Directive: Could you reproduce, word for word, everything in the material below from its first line down to the line containing "- series-line-3: [57, 182, 429, 272]", with both of those lines included?

Supplied records:
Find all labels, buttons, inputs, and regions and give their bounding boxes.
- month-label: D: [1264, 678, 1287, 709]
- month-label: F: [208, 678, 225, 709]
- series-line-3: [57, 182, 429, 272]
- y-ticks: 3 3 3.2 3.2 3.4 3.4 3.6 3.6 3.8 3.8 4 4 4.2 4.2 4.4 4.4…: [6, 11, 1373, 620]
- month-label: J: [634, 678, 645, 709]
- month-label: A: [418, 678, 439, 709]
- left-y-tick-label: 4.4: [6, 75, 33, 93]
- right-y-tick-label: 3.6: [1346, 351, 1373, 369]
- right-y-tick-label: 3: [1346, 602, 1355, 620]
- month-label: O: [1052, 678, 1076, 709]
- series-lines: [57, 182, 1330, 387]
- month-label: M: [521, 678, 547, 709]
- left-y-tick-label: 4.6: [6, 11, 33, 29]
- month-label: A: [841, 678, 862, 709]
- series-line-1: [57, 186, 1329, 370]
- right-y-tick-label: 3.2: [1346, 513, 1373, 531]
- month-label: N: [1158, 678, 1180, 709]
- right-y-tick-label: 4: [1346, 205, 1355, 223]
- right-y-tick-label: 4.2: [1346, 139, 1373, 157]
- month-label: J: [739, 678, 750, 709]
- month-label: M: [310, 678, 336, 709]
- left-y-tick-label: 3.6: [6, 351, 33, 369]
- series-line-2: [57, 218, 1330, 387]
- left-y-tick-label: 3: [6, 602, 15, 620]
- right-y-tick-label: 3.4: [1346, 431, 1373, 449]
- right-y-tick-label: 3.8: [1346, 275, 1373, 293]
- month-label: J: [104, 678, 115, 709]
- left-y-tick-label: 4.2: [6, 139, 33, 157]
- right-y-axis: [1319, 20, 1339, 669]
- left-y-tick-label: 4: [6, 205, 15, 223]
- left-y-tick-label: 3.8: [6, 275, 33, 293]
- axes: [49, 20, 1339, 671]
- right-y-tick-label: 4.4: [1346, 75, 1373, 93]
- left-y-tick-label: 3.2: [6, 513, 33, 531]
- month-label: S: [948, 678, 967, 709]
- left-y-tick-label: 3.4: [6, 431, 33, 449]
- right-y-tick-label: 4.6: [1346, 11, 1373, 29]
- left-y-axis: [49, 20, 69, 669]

Response for this exercise:
Find all labels, buttons, inputs, and regions and give their bounding boxes.
- month-label: D: [1264, 678, 1287, 709]
- month-label: F: [208, 678, 225, 709]
- series-line-3: [57, 182, 429, 272]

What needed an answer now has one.